DESCRIPTION OF THE TASK -
Across the entries below, how many lines contain the word "Feeling"? Give the number alone.

DATA LISTING -
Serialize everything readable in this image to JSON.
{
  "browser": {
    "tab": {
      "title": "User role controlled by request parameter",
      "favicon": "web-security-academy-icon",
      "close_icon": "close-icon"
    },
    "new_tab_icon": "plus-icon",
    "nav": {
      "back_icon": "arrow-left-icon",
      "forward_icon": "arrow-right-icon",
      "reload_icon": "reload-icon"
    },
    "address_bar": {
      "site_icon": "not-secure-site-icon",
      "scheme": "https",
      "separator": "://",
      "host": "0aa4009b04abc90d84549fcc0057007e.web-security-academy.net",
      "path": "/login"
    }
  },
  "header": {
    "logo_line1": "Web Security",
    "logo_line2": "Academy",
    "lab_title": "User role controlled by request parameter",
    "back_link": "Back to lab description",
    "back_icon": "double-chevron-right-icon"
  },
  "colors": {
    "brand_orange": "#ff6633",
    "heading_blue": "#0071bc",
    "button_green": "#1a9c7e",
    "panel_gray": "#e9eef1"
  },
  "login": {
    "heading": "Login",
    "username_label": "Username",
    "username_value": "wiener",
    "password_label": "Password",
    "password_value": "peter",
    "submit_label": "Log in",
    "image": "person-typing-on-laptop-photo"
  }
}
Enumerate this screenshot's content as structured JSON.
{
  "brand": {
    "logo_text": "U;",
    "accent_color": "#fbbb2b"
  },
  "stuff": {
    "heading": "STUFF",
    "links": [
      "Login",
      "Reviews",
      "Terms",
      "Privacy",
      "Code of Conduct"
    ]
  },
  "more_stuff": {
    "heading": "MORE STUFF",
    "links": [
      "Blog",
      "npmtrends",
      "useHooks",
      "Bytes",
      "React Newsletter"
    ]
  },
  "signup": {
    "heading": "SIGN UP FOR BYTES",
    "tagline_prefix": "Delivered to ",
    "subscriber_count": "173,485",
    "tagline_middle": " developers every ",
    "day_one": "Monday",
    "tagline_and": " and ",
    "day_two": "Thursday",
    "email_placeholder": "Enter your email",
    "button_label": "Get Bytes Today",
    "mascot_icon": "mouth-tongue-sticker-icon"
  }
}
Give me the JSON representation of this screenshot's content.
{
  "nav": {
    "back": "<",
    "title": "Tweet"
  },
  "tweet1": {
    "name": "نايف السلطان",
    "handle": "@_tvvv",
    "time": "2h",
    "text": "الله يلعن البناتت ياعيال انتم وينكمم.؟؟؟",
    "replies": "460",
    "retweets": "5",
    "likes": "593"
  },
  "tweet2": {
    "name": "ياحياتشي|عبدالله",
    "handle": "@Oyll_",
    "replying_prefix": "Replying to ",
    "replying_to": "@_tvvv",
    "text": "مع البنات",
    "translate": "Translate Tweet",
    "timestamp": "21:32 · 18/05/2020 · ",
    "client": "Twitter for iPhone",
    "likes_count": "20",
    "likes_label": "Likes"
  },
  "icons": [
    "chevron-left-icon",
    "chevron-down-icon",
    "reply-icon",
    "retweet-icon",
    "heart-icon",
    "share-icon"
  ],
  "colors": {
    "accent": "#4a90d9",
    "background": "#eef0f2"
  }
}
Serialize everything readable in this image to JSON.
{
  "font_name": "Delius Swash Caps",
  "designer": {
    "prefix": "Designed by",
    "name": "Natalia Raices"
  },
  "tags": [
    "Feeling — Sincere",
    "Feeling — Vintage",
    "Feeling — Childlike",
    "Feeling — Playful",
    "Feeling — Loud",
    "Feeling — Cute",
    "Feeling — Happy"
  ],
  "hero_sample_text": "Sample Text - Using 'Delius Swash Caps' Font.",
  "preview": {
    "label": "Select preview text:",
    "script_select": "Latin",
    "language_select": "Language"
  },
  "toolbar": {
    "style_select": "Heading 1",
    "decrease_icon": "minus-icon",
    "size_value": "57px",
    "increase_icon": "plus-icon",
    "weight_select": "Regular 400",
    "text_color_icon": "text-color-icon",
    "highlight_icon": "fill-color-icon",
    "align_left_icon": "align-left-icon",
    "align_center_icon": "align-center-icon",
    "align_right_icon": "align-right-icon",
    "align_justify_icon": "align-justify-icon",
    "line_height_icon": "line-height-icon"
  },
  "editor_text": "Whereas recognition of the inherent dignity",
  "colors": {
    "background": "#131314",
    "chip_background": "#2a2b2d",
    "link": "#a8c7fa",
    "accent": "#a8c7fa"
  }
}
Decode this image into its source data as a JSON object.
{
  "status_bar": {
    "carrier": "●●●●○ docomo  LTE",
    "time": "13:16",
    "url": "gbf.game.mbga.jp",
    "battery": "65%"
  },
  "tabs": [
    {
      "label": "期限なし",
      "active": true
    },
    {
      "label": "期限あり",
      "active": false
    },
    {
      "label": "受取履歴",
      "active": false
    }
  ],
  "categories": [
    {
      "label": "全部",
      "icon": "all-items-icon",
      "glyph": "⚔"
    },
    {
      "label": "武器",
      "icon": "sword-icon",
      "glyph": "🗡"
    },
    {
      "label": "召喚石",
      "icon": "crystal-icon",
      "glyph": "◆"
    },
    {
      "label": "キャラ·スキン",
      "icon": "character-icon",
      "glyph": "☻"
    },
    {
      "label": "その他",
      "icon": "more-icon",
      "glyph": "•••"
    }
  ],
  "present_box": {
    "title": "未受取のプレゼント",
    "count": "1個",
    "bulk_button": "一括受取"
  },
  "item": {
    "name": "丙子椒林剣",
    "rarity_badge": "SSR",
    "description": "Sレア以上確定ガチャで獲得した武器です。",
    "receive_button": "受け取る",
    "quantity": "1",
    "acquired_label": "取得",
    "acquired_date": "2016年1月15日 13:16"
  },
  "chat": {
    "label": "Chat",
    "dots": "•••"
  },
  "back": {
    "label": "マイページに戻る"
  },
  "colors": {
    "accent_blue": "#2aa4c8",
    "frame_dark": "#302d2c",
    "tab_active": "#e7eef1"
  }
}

EXPECTED ANSWER -
7